Work to be completed — In the listing below, pick out lines with "personal".
# # # #
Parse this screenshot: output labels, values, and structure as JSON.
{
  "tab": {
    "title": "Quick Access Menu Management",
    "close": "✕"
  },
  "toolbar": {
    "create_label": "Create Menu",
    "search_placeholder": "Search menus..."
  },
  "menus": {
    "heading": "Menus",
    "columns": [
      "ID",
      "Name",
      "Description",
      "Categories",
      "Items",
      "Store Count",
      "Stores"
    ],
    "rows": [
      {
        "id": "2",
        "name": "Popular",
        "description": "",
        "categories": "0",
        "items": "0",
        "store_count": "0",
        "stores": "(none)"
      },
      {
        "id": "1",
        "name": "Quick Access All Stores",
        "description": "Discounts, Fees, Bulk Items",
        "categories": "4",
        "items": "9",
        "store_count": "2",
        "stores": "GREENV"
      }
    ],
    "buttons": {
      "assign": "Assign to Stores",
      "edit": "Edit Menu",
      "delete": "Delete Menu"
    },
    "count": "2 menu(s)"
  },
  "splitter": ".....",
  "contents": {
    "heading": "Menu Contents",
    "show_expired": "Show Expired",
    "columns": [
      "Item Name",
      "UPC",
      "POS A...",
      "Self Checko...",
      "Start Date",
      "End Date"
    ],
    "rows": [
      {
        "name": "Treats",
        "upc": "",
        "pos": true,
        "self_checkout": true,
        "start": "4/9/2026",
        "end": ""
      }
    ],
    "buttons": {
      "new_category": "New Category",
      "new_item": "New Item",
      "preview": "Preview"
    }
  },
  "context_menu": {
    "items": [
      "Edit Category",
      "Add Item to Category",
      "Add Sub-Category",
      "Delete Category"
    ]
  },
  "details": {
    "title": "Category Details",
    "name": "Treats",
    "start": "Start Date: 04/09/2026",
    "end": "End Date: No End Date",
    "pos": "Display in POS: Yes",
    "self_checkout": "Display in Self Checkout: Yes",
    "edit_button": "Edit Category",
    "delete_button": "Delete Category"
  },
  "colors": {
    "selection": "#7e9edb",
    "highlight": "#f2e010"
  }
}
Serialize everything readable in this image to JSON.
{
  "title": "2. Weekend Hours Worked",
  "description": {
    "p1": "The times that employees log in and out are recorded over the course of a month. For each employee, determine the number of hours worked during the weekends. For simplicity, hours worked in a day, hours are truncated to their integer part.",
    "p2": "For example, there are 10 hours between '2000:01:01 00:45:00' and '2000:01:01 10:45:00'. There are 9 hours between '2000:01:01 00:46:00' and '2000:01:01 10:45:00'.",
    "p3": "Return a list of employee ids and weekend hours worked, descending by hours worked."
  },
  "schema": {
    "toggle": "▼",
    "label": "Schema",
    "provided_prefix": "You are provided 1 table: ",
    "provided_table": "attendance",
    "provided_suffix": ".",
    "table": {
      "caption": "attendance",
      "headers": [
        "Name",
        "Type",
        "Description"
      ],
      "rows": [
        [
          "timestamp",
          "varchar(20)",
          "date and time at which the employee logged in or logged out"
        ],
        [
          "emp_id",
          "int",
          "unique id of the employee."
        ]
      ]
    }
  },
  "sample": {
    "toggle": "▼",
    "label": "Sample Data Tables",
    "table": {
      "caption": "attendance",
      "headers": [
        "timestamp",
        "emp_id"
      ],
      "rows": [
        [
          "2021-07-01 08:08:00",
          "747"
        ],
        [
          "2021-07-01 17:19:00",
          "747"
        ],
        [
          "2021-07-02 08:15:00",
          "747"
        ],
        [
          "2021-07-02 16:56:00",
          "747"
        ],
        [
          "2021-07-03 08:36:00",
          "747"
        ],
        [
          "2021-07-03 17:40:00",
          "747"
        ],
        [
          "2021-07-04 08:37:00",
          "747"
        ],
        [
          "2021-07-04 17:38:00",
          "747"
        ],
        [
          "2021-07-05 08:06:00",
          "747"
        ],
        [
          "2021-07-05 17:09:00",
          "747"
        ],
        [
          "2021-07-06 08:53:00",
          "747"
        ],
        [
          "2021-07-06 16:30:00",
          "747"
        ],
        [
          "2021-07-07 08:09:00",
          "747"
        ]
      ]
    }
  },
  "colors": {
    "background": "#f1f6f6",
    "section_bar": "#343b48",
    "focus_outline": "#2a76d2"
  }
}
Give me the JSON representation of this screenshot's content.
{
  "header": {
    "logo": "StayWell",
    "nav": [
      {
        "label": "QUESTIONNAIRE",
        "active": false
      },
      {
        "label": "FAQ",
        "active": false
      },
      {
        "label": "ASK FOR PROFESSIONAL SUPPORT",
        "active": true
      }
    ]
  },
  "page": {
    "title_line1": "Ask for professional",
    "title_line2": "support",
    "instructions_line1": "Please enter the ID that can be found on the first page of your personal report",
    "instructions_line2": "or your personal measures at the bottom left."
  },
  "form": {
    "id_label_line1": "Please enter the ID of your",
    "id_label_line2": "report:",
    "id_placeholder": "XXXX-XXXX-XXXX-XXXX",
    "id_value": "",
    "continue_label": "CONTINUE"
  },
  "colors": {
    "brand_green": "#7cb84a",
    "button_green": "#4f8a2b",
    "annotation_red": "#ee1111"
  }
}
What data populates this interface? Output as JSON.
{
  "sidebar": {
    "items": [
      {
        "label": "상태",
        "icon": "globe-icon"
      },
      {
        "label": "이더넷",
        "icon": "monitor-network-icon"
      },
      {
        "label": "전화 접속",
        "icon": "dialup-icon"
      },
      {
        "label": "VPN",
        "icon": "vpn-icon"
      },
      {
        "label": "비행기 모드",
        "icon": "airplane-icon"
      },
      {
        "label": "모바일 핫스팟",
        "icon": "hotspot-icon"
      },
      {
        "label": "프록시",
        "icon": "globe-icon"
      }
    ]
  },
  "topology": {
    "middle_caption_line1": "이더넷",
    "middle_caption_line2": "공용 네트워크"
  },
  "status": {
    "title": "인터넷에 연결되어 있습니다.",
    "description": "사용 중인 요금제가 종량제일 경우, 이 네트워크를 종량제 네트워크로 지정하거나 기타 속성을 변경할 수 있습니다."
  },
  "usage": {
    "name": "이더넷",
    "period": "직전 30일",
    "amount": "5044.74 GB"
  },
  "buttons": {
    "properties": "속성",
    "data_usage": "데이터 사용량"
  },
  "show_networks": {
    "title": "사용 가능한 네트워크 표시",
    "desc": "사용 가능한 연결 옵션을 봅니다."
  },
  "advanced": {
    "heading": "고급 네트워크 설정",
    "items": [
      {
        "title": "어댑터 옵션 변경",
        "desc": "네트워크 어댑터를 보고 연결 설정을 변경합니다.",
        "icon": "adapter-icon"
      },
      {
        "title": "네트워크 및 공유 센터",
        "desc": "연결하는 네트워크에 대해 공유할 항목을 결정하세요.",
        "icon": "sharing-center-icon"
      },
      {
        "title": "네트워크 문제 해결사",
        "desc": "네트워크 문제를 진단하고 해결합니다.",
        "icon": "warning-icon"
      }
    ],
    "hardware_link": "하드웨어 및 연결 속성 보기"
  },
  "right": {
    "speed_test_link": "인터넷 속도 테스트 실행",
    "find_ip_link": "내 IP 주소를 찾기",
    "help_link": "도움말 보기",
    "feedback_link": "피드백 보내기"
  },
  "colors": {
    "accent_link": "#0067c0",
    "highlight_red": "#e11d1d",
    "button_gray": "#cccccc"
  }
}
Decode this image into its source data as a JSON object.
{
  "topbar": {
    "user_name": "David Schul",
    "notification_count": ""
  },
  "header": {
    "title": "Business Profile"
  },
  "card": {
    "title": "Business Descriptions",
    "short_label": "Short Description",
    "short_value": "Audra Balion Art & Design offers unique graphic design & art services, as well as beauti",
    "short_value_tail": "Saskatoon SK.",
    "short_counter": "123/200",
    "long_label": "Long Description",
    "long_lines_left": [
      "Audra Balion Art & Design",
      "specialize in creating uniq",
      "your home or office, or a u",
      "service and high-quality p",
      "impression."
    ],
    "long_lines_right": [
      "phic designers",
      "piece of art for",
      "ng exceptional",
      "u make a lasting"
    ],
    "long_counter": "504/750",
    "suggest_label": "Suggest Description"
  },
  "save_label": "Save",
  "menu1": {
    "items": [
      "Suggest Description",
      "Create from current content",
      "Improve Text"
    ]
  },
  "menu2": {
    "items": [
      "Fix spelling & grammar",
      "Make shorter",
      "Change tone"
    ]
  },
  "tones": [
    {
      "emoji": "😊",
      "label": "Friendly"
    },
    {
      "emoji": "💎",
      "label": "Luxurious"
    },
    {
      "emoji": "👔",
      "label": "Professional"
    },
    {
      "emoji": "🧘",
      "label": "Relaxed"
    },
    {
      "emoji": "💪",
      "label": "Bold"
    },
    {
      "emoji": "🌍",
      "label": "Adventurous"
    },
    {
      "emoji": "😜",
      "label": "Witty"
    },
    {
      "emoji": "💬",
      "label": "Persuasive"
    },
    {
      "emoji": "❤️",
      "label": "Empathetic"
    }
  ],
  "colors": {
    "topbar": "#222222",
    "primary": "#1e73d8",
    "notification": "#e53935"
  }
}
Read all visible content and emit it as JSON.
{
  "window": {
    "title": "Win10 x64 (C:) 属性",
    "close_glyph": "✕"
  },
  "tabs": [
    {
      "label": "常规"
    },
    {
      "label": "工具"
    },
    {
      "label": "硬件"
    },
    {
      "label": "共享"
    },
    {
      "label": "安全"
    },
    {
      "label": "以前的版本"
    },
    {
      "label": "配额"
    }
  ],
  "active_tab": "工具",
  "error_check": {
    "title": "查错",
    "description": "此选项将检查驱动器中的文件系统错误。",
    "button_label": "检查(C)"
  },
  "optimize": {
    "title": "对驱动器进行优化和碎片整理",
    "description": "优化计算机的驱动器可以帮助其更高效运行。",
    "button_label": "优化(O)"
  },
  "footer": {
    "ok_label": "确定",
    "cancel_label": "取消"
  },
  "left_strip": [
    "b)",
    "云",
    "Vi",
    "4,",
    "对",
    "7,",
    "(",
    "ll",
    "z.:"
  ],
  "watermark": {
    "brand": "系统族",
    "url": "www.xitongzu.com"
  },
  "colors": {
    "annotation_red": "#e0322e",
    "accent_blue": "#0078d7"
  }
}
# # # #
Solution to this problem —
    "instructions_line1": "Please enter the ID that can be found on the first page of your personal report",
    "instructions_line2": "or your personal measures at the bottom left."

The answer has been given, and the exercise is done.